> **Dataset content**:
--- --- ---
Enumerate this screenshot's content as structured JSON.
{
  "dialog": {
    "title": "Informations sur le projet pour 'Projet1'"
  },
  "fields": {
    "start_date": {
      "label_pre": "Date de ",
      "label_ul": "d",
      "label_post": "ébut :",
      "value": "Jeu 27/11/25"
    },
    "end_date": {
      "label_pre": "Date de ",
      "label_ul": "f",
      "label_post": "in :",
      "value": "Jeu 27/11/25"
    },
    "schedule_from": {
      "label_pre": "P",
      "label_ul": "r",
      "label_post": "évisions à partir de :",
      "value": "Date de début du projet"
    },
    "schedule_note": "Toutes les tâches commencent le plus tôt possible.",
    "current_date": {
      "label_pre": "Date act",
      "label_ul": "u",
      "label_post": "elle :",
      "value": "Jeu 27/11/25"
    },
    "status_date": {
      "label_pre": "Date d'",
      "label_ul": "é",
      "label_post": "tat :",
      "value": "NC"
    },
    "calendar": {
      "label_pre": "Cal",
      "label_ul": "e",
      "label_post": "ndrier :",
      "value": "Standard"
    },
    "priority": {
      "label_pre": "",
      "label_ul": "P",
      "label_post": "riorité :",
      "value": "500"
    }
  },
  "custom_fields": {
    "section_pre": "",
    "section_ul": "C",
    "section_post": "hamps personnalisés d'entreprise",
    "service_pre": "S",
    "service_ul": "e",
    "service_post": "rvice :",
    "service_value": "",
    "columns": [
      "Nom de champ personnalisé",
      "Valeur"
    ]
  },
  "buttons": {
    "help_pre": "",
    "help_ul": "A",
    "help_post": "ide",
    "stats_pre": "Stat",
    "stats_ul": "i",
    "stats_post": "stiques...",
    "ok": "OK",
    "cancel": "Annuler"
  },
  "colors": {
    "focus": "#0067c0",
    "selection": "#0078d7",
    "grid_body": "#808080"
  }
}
--- --- ---
Copy out all lines that carry the word "projet".

> **Result**:
    "title": "Informations sur le projet pour 'Projet1'"
      "value": "Date de début du projet"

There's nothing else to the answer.